TASK
Please copy the items below word for word, starting at their first line and ending with the line that contains "- inpc-callout: 3.51", including both of those lines. Stop after that line.

INPUT
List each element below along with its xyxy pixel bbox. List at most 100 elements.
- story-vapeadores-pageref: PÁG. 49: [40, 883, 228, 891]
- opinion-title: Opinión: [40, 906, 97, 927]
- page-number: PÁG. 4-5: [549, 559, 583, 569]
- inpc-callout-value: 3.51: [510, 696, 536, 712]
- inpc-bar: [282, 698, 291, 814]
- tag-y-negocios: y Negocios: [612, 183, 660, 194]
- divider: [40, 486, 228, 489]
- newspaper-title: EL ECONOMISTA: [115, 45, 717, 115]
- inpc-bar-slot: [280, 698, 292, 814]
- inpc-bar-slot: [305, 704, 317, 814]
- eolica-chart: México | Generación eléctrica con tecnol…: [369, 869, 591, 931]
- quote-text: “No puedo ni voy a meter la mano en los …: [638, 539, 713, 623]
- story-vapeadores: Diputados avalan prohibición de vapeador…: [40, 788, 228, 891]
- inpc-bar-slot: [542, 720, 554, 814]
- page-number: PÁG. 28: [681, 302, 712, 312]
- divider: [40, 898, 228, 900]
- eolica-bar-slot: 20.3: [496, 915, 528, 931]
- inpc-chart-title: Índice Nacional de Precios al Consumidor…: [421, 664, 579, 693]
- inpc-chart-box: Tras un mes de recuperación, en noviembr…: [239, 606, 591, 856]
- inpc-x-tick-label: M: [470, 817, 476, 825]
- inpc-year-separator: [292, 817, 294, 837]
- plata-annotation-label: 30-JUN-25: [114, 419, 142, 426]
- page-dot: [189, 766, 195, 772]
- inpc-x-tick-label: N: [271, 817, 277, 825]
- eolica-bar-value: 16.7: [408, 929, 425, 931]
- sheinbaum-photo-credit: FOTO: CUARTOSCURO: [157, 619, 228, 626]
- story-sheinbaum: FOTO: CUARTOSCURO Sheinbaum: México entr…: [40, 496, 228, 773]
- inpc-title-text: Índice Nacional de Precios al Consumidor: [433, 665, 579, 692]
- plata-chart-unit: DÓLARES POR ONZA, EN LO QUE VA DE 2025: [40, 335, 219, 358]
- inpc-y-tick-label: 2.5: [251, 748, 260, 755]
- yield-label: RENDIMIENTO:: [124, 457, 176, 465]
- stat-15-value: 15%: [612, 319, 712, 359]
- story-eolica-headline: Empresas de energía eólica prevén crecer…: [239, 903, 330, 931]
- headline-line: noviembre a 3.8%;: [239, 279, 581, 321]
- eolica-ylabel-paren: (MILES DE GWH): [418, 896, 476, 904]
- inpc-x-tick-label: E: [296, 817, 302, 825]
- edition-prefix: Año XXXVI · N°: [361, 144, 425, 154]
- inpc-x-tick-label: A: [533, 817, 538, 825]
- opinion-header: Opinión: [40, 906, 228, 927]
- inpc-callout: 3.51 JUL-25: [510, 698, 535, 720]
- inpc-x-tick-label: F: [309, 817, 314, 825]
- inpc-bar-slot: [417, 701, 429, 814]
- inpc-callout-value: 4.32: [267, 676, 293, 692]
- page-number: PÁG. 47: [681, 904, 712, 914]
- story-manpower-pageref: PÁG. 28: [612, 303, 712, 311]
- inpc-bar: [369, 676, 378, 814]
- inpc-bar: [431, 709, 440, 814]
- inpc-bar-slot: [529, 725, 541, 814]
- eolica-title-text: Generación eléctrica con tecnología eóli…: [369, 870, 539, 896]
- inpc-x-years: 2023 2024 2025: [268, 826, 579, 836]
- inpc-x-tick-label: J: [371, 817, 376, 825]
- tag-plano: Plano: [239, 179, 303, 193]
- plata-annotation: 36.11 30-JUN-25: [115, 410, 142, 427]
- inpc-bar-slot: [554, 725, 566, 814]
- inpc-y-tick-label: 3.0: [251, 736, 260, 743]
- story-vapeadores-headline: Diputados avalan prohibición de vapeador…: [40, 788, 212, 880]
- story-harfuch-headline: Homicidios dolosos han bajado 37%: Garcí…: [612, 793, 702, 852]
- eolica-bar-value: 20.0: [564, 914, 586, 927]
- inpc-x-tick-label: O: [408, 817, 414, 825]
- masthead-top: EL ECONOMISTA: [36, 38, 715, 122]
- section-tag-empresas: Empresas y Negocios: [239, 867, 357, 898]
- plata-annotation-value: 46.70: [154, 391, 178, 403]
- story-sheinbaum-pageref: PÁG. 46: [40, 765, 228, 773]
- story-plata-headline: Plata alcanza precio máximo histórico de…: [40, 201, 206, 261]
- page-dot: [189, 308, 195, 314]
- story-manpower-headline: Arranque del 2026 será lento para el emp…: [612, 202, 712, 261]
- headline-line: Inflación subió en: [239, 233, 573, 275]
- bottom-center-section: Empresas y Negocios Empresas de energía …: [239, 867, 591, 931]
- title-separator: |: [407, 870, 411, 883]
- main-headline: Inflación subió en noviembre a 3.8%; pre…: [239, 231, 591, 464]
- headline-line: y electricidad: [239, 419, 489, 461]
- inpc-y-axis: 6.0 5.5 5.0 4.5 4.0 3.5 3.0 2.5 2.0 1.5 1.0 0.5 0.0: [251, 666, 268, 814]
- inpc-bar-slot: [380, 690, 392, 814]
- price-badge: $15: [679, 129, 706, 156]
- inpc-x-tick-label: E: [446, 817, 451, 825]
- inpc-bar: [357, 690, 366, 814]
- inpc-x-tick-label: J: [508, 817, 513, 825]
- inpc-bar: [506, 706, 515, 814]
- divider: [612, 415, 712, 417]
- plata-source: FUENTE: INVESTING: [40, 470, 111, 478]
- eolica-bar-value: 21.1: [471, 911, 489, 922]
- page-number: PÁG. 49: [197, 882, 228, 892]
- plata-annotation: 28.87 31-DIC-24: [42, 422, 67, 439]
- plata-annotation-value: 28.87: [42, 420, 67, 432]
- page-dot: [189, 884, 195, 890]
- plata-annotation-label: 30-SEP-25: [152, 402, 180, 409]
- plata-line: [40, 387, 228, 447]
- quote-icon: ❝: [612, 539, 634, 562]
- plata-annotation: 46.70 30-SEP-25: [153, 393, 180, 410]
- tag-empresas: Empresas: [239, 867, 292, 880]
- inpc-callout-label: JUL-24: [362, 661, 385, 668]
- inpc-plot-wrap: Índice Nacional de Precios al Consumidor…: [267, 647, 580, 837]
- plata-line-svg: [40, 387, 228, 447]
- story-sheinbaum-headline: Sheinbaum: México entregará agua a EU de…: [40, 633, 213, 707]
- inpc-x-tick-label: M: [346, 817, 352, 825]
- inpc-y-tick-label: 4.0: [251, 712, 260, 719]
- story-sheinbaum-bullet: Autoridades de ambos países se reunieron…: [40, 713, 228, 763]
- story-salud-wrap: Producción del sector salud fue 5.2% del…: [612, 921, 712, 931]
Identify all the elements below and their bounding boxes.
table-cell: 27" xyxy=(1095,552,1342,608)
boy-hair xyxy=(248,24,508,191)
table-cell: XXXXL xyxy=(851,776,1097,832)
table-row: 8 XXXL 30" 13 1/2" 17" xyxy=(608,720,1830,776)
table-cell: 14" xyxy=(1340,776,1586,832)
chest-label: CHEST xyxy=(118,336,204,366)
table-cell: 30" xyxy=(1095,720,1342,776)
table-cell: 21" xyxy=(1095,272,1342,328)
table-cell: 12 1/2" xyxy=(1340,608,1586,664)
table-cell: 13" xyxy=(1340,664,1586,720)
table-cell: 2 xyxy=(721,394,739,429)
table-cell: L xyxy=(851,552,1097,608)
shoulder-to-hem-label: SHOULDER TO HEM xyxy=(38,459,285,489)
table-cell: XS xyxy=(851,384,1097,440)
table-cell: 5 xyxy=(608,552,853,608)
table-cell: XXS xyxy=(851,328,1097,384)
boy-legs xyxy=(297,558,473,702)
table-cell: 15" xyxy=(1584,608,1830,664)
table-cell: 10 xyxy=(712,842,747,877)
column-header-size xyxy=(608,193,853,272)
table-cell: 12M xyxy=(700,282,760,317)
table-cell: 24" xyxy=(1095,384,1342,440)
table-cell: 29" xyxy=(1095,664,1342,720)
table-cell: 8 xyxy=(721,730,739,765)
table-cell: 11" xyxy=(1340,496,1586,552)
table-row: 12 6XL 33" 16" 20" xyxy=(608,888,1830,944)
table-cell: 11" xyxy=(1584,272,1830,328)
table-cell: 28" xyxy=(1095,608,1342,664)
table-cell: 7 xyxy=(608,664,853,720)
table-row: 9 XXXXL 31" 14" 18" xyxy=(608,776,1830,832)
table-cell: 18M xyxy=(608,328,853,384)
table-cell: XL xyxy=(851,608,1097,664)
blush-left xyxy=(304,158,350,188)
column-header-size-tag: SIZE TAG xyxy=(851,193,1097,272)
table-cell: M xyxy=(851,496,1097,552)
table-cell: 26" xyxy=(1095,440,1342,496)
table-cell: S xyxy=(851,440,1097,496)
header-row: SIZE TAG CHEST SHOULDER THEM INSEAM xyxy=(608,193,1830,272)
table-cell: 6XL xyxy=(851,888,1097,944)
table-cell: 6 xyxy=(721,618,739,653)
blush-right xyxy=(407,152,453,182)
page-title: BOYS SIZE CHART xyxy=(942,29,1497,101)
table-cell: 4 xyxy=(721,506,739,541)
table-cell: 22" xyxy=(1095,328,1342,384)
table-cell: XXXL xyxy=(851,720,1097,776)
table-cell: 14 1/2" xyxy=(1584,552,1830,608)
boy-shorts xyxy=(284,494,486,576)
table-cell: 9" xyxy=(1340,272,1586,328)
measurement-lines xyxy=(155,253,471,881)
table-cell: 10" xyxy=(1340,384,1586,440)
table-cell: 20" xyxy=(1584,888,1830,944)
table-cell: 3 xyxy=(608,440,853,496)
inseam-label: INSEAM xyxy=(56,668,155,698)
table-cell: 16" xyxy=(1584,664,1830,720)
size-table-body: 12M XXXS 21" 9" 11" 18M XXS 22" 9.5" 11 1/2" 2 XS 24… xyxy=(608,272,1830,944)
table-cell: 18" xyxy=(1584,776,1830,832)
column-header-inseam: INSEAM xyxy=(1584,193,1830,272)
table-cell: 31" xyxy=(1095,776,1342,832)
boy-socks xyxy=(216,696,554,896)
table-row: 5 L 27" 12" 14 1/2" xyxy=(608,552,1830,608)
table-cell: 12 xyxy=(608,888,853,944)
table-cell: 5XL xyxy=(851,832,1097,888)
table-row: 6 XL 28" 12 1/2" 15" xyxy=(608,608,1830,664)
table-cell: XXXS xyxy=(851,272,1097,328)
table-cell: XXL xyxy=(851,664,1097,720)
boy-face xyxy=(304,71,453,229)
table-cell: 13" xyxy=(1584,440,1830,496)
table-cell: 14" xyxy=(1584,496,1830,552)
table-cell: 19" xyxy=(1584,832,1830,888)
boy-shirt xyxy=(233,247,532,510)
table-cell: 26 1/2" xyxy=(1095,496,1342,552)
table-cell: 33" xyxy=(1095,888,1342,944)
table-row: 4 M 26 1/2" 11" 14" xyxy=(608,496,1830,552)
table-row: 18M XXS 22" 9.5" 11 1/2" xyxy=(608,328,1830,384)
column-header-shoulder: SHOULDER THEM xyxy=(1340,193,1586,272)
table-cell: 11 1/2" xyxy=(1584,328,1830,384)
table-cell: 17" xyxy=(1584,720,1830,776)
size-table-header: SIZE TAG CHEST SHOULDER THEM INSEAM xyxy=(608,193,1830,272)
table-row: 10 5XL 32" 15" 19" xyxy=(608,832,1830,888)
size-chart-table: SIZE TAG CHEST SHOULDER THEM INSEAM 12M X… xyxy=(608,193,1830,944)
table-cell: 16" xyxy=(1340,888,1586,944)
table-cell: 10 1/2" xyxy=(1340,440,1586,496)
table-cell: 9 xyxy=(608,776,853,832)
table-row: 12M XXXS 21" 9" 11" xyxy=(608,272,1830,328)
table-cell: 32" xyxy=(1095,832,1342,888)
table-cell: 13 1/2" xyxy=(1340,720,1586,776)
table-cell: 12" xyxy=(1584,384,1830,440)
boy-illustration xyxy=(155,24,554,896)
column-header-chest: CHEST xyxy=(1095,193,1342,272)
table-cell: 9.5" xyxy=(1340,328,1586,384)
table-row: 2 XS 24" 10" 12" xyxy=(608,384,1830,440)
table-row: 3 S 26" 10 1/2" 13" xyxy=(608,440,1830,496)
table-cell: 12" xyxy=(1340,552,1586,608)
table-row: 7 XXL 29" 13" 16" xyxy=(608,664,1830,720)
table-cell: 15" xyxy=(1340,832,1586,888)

RESULT FOR THIS TASK
List each element below along with its xyxy pixel bbox. List at most 100 elements.
- story-vapeadores-pageref: PÁG. 49: [40, 883, 228, 891]
- opinion-title: Opinión: [40, 906, 97, 927]
- page-number: PÁG. 4-5: [549, 559, 583, 569]
- inpc-callout-value: 3.51: [510, 696, 536, 712]
- inpc-bar: [282, 698, 291, 814]
- tag-y-negocios: y Negocios: [612, 183, 660, 194]
- divider: [40, 486, 228, 489]
- newspaper-title: EL ECONOMISTA: [115, 45, 717, 115]
- inpc-bar-slot: [280, 698, 292, 814]
- inpc-bar-slot: [305, 704, 317, 814]
- eolica-chart: México | Generación eléctrica con tecnol…: [369, 869, 591, 931]
- quote-text: “No puedo ni voy a meter la mano en los …: [638, 539, 713, 623]
- story-vapeadores: Diputados avalan prohibición de vapeador…: [40, 788, 228, 891]
- inpc-bar-slot: [542, 720, 554, 814]
- page-number: PÁG. 28: [681, 302, 712, 312]
- divider: [40, 898, 228, 900]
- eolica-bar-slot: 20.3: [496, 915, 528, 931]
- inpc-chart-title: Índice Nacional de Precios al Consumidor…: [421, 664, 579, 693]
- inpc-chart-box: Tras un mes de recuperación, en noviembr…: [239, 606, 591, 856]
- inpc-x-tick-label: M: [470, 817, 476, 825]
- inpc-year-separator: [292, 817, 294, 837]
- plata-annotation-label: 30-JUN-25: [114, 419, 142, 426]
- page-dot: [189, 766, 195, 772]
- inpc-x-tick-label: N: [271, 817, 277, 825]
- eolica-bar-value: 16.7: [408, 929, 425, 931]
- sheinbaum-photo-credit: FOTO: CUARTOSCURO: [157, 619, 228, 626]
- story-sheinbaum: FOTO: CUARTOSCURO Sheinbaum: México entr…: [40, 496, 228, 773]
- inpc-title-text: Índice Nacional de Precios al Consumidor: [433, 665, 579, 692]
- plata-chart-unit: DÓLARES POR ONZA, EN LO QUE VA DE 2025: [40, 335, 219, 358]
- inpc-y-tick-label: 2.5: [251, 748, 260, 755]
- yield-label: RENDIMIENTO:: [124, 457, 176, 465]
- stat-15-value: 15%: [612, 319, 712, 359]
- story-eolica-headline: Empresas de energía eólica prevén crecer…: [239, 903, 330, 931]
- headline-line: noviembre a 3.8%;: [239, 279, 581, 321]
- eolica-ylabel-paren: (MILES DE GWH): [418, 896, 476, 904]
- inpc-x-tick-label: E: [296, 817, 302, 825]
- edition-prefix: Año XXXVI · N°: [361, 144, 425, 154]
- inpc-x-tick-label: A: [533, 817, 538, 825]
- opinion-header: Opinión: [40, 906, 228, 927]
- inpc-callout: 3.51 JUL-25: [510, 698, 535, 720]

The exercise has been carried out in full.